Document page entries with text
=====

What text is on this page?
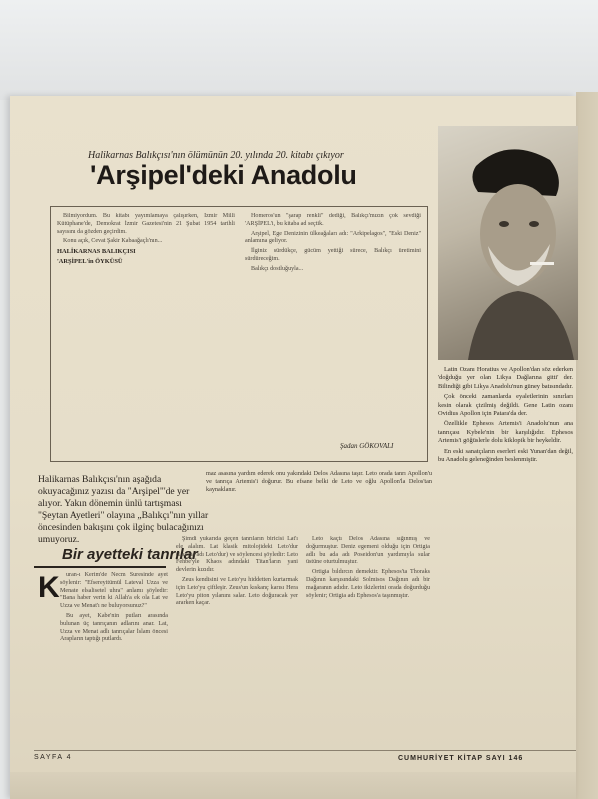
Halikarnas Balıkçısı'nın ölümünün 20. yılında 20. kitabı çıkıyor
'Arşipel'deki Anadolu

Bilmiyordum. Bu kitabı yayımlamaya çalışırken, İzmir Millî Kütüphane'de, Demokrat İzmir Gazetesi'nin 21 Şubat 1954 tarihli sayısını da gözden geçirdim.

Konu açık, Cevat Şakir Kabaağaçlı'nın...

HALİKARNAS BALIKÇISI

'ARŞİPEL'in ÖYKÜSÜ

Homeros'un "şarap renkli" dediği, Balıkçı'mızın çok sevdiği 'ARŞİPEL'i, bu kitaba ad seçtik.

Arşipel, Ege Denizinin ülkeağaları adı: "Arkipelagos", "Eski Deniz" anlamına geliyor.

İlginiz sürdükçe, gücüm yettiği sürece, Balıkçı üretimini sürdüreceğim.

Balıkçı dostluğuyla...

Şadan GÖKOVALI

Latin Ozanı Horatius ve Apollon'dan söz ederken 'doğduğu yer olan Likya Dağlarına gitti' der. Bilindiği gibi Likya Anadolu'nun güney batısındadır.

Çok önceki zamanlarda eyaletlerinin sınırları kesin olarak çizilmiş değildi. Gene Latin ozanı Ovidius Apollon için Patara'da der.

Özellikle Ephesos Artemis'i Anadolu'nun ana tanrıçası Kybele'nin bir karşılığıdır. Ephesos Artemis'i göğüslerle dolu kiklopik bir heykeldir.

En eski sanatçıların eserleri eski Yunan'dan değil, bu Anadolu geleneğinden beslenmiştir.

Halikarnas Balıkçısı'nın aşağıda okuyacağınız yazısı da "Arşipel"'de yer alıyor. Yakın dönemin ünlü tartışması "Şeytan Ayetleri" olayına „Balıkçı"nın yıllar öncesinden bakışını çok ilginç bulacağınızı umuyoruz.
maz asasına yardım ederek onu yakındaki Delos Adasına taşır. Leto orada tanrı Apollon'u ve tanrıça Artemis'i doğurur. Bu efsane belki de Leto ve oğlu Apollon'la Delos'tan kaynaklanır.
Bir ayetteki tanrılar
K	uran-ı Kerim'de Necm Suresinde ayet söylenir: "Efsereyitümül Lateval Uzza ve Menate elsalisetel uhra" anlamı şöyledir: "Bana haber verin ki Allah'a ek ola Lat ve Uzza ve Menat'ı ne buluyorsunuz?"

Bu ayet, Kabe'nin putları arasında bulunan üç tanrıçanın adlarını anar. Lat, Uzza ve Menat adlı tanrıçalar İslam öncesi Arapların taptığı putlardı.

Şimdi yukarıda geçen tanrıların biricisi Lat'ı ele alalım. Lat klasik mitolojideki Leto'dur (Latona adı Leto'dur) ve söylencesi şöyledir: Leto Fehbe'yle Khaos adındaki Titan'ların yani devlerin kızıdır.

Zeus kendisini ve Leto'yu hiddetten kurtarmak için Leto'yu çiftleşir. Zeus'un kıskanç karısı Hera Leto'yu piton yılanını salar. Leto doğuracak yer ararken kaçar.

Leto kaçtı Delos Adasına sığınmış ve doğurmuştur. Deniz egemeni olduğu için Ortigia adlı bu ada adı Poseidon'un yardımıyla sular üstüne oturtulmuştur.

Ortigia bıldırcın demektir. Ephesos'ta Thoraks Dağının karşısındaki Solmisos Dağının adı bir mağaranın adıdır. Leto ikizlerini orada doğurduğu söylenir; Ortigia adı Ephesos'a taşınmıştır.

SAYFA 4	CUMHURİYET KİTAP SAYI 146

=====

* [Task item] Locate the word "Delos" in the records and collect each line it appears in.

* [Solution for this exercise]
maz asasına yardım ederek onu yakındaki Delos Adasına taşır. Leto orada tanrı Apollon'u ve tanrıça Artemis'i doğurur. Bu efsane belki de Leto ve oğlu Apollon'la Delos'tan kaynaklanır.
Leto kaçtı Delos Adasına sığınmış ve doğurmuştur. Deniz egemeni olduğu için Ortigia adlı bu ada adı Poseidon'un yardımıyla sular üstüne oturtulmuştur.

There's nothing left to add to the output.